| What is expected |
You are to retype all of the data exactly as it appears.

━━━━━━━━━━

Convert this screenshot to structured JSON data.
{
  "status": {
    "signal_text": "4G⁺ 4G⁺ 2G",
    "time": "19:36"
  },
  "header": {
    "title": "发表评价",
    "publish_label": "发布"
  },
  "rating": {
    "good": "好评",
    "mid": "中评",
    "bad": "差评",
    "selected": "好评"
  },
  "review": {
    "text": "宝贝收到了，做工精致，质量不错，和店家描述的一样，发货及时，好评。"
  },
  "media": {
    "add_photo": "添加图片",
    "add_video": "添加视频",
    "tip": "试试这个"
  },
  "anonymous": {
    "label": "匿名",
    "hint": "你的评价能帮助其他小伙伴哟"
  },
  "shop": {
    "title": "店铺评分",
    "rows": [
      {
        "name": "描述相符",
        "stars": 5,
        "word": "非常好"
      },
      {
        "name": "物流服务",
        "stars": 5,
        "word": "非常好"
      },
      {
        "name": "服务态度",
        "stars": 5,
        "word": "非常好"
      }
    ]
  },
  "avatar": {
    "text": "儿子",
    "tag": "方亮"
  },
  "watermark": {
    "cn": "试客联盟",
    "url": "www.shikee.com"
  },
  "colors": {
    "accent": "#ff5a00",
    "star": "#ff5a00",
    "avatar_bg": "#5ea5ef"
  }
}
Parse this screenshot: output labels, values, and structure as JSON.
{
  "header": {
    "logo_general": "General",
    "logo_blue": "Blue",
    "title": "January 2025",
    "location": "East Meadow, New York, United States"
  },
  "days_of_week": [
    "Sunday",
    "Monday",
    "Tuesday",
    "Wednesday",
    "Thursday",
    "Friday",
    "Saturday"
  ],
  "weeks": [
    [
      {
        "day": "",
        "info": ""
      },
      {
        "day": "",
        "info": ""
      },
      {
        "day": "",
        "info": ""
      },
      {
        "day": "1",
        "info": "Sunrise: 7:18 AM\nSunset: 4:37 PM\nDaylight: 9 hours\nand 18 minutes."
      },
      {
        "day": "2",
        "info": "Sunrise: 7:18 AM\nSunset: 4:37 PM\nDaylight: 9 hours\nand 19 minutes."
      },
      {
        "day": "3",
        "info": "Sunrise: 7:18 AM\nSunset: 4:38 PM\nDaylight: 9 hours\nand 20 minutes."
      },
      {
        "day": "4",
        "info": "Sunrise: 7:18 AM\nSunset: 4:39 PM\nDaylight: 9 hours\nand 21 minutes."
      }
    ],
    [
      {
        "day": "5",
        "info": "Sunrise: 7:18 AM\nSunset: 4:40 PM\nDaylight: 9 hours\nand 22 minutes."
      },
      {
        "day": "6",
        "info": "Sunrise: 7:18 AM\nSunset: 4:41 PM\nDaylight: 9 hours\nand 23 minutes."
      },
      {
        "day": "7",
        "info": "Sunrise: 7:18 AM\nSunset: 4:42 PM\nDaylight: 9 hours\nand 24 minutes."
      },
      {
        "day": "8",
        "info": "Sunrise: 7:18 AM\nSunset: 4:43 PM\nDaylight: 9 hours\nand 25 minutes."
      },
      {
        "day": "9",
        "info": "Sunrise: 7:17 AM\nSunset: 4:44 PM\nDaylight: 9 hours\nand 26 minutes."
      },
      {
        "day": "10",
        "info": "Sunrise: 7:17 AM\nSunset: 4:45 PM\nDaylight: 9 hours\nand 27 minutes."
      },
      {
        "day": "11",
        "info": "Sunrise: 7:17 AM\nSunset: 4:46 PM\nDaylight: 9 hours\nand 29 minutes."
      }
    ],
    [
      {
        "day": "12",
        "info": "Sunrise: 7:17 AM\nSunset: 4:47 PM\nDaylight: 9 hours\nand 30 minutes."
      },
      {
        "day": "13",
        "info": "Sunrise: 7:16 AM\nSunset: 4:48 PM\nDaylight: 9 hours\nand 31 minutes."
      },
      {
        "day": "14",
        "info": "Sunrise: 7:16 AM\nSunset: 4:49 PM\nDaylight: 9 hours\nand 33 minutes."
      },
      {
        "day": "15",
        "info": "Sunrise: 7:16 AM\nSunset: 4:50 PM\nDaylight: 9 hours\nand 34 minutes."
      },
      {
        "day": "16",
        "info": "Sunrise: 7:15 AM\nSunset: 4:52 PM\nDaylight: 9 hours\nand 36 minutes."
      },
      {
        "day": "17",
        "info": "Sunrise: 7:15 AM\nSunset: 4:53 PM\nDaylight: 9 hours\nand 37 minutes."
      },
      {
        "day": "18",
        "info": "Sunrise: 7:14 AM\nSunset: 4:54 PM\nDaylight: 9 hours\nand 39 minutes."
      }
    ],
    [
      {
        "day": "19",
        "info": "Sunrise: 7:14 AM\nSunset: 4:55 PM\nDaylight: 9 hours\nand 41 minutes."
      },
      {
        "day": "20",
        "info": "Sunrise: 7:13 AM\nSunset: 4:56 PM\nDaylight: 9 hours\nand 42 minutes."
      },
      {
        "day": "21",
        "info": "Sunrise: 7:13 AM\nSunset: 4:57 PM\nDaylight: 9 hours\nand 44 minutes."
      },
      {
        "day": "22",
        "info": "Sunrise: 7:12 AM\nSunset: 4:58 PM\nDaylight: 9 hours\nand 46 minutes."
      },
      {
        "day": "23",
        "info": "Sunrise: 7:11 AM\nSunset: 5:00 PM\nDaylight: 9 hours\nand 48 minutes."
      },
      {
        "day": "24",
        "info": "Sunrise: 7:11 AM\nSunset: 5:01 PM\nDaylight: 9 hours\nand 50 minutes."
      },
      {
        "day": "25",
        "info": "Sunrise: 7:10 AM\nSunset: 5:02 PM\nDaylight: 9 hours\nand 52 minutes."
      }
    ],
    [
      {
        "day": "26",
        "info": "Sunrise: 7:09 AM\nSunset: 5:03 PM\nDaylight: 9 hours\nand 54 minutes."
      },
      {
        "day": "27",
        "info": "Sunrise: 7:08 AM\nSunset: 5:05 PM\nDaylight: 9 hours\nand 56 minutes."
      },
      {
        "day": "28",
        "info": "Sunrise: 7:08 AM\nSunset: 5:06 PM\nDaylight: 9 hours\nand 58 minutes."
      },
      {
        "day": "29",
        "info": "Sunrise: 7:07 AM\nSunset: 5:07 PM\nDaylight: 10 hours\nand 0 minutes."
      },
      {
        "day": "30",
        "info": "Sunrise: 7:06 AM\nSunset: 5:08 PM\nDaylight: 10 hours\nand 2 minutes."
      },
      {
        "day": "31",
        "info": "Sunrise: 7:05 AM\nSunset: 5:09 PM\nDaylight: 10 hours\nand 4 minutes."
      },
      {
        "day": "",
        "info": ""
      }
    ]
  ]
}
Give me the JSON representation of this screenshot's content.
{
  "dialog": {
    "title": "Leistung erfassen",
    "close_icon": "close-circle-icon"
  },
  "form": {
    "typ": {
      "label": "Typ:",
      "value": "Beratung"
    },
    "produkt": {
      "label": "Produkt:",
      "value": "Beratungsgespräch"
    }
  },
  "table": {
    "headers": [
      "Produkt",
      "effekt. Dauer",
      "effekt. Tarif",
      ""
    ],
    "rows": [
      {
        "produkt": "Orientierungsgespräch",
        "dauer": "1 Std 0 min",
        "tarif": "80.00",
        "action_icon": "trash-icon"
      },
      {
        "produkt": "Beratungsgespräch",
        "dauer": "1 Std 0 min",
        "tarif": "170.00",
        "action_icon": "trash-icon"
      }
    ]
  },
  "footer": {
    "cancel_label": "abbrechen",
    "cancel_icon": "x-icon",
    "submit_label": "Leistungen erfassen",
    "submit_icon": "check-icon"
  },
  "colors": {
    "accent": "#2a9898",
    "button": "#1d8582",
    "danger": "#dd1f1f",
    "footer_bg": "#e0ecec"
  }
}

━━━━━━━━━━

| Exercise result |
Convert this screenshot to structured JSON data.
{
  "status": {
    "signal_text": "4G⁺ 4G⁺ 2G",
    "time": "19:36"
  },
  "header": {
    "title": "发表评价",
    "publish_label": "发布"
  },
  "rating": {
    "good": "好评",
    "mid": "中评",
    "bad": "差评",
    "selected": "好评"
  },
  "review": {
    "text": "宝贝收到了，做工精致，质量不错，和店家描述的一样，发货及时，好评。"
  },
  "media": {
    "add_photo": "添加图片",
    "add_video": "添加视频",
    "tip": "试试这个"
  },
  "anonymous": {
    "label": "匿名",
    "hint": "你的评价能帮助其他小伙伴哟"
  },
  "shop": {
    "title": "店铺评分",
    "rows": [
      {
        "name": "描述相符",
        "stars": 5,
        "word": "非常好"
      },
      {
        "name": "物流服务",
        "stars": 5,
        "word": "非常好"
      },
      {
        "name": "服务态度",
        "stars": 5,
        "word": "非常好"
      }
    ]
  },
  "avatar": {
    "text": "儿子",
    "tag": "方亮"
  },
  "watermark": {
    "cn": "试客联盟",
    "url": "www.shikee.com"
  },
  "colors": {
    "accent": "#ff5a00",
    "star": "#ff5a00",
    "avatar_bg": "#5ea5ef"
  }
}
Parse this screenshot: output labels, values, and structure as JSON.
{
  "header": {
    "logo_general": "General",
    "logo_blue": "Blue",
    "title": "January 2025",
    "location": "East Meadow, New York, United States"
  },
  "days_of_week": [
    "Sunday",
    "Monday",
    "Tuesday",
    "Wednesday",
    "Thursday",
    "Friday",
    "Saturday"
  ],
  "weeks": [
    [
      {
        "day": "",
        "info": ""
      },
      {
        "day": "",
        "info": ""
      },
      {
        "day": "",
        "info": ""
      },
      {
        "day": "1",
        "info": "Sunrise: 7:18 AM\nSunset: 4:37 PM\nDaylight: 9 hours\nand 18 minutes."
      },
      {
        "day": "2",
        "info": "Sunrise: 7:18 AM\nSunset: 4:37 PM\nDaylight: 9 hours\nand 19 minutes."
      },
      {
        "day": "3",
        "info": "Sunrise: 7:18 AM\nSunset: 4:38 PM\nDaylight: 9 hours\nand 20 minutes."
      },
      {
        "day": "4",
        "info": "Sunrise: 7:18 AM\nSunset: 4:39 PM\nDaylight: 9 hours\nand 21 minutes."
      }
    ],
    [
      {
        "day": "5",
        "info": "Sunrise: 7:18 AM\nSunset: 4:40 PM\nDaylight: 9 hours\nand 22 minutes."
      },
      {
        "day": "6",
        "info": "Sunrise: 7:18 AM\nSunset: 4:41 PM\nDaylight: 9 hours\nand 23 minutes."
      },
      {
        "day": "7",
        "info": "Sunrise: 7:18 AM\nSunset: 4:42 PM\nDaylight: 9 hours\nand 24 minutes."
      },
      {
        "day": "8",
        "info": "Sunrise: 7:18 AM\nSunset: 4:43 PM\nDaylight: 9 hours\nand 25 minutes."
      },
      {
        "day": "9",
        "info": "Sunrise: 7:17 AM\nSunset: 4:44 PM\nDaylight: 9 hours\nand 26 minutes."
      },
      {
        "day": "10",
        "info": "Sunrise: 7:17 AM\nSunset: 4:45 PM\nDaylight: 9 hours\nand 27 minutes."
      },
      {
        "day": "11",
        "info": "Sunrise: 7:17 AM\nSunset: 4:46 PM\nDaylight: 9 hours\nand 29 minutes."
      }
    ],
    [
      {
        "day": "12",
        "info": "Sunrise: 7:17 AM\nSunset: 4:47 PM\nDaylight: 9 hours\nand 30 minutes."
      },
      {
        "day": "13",
        "info": "Sunrise: 7:16 AM\nSunset: 4:48 PM\nDaylight: 9 hours\nand 31 minutes."
      },
      {
        "day": "14",
        "info": "Sunrise: 7:16 AM\nSunset: 4:49 PM\nDaylight: 9 hours\nand 33 minutes."
      },
      {
        "day": "15",
        "info": "Sunrise: 7:16 AM\nSunset: 4:50 PM\nDaylight: 9 hours\nand 34 minutes."
      },
      {
        "day": "16",
        "info": "Sunrise: 7:15 AM\nSunset: 4:52 PM\nDaylight: 9 hours\nand 36 minutes."
      },
      {
        "day": "17",
        "info": "Sunrise: 7:15 AM\nSunset: 4:53 PM\nDaylight: 9 hours\nand 37 minutes."
      },
      {
        "day": "18",
        "info": "Sunrise: 7:14 AM\nSunset: 4:54 PM\nDaylight: 9 hours\nand 39 minutes."
      }
    ],
    [
      {
        "day": "19",
        "info": "Sunrise: 7:14 AM\nSunset: 4:55 PM\nDaylight: 9 hours\nand 41 minutes."
      },
      {
        "day": "20",
        "info": "Sunrise: 7:13 AM\nSunset: 4:56 PM\nDaylight: 9 hours\nand 42 minutes."
      },
      {
        "day": "21",
        "info": "Sunrise: 7:13 AM\nSunset: 4:57 PM\nDaylight: 9 hours\nand 44 minutes."
      },
      {
        "day": "22",
        "info": "Sunrise: 7:12 AM\nSunset: 4:58 PM\nDaylight: 9 hours\nand 46 minutes."
      },
      {
        "day": "23",
        "info": "Sunrise: 7:11 AM\nSunset: 5:00 PM\nDaylight: 9 hours\nand 48 minutes."
      },
      {
        "day": "24",
        "info": "Sunrise: 7:11 AM\nSunset: 5:01 PM\nDaylight: 9 hours\nand 50 minutes."
      },
      {
        "day": "25",
        "info": "Sunrise: 7:10 AM\nSunset: 5:02 PM\nDaylight: 9 hours\nand 52 minutes."
      }
    ],
    [
      {
        "day": "26",
        "info": "Sunrise: 7:09 AM\nSunset: 5:03 PM\nDaylight: 9 hours\nand 54 minutes."
      },
      {
        "day": "27",
        "info": "Sunrise: 7:08 AM\nSunset: 5:05 PM\nDaylight: 9 hours\nand 56 minutes."
      },
      {
        "day": "28",
        "info": "Sunrise: 7:08 AM\nSunset: 5:06 PM\nDaylight: 9 hours\nand 58 minutes."
      },
      {
        "day": "29",
        "info": "Sunrise: 7:07 AM\nSunset: 5:07 PM\nDaylight: 10 hours\nand 0 minutes."
      },
      {
        "day": "30",
        "info": "Sunrise: 7:06 AM\nSunset: 5:08 PM\nDaylight: 10 hours\nand 2 minutes."
      },
      {
        "day": "31",
        "info": "Sunrise: 7:05 AM\nSunset: 5:09 PM\nDaylight: 10 hours\nand 4 minutes."
      },
      {
        "day": "",
        "info": ""
      }
    ]
  ]
}
Give me the JSON representation of this screenshot's content.
{
  "dialog": {
    "title": "Leistung erfassen",
    "close_icon": "close-circle-icon"
  },
  "form": {
    "typ": {
      "label": "Typ:",
      "value": "Beratung"
    },
    "produkt": {
      "label": "Produkt:",
      "value": "Beratungsgespräch"
    }
  },
  "table": {
    "headers": [
      "Produkt",
      "effekt. Dauer",
      "effekt. Tarif",
      ""
    ],
    "rows": [
      {
        "produkt": "Orientierungsgespräch",
        "dauer": "1 Std 0 min",
        "tarif": "80.00",
        "action_icon": "trash-icon"
      },
      {
        "produkt": "Beratungsgespräch",
        "dauer": "1 Std 0 min",
        "tarif": "170.00",
        "action_icon": "trash-icon"
      }
    ]
  },
  "footer": {
    "cancel_label": "abbrechen",
    "cancel_icon": "x-icon",
    "submit_label": "Leistungen erfassen",
    "submit_icon": "check-icon"
  },
  "colors": {
    "accent": "#2a9898",
    "button": "#1d8582",
    "danger": "#dd1f1f",
    "footer_bg": "#e0ecec"
  }
}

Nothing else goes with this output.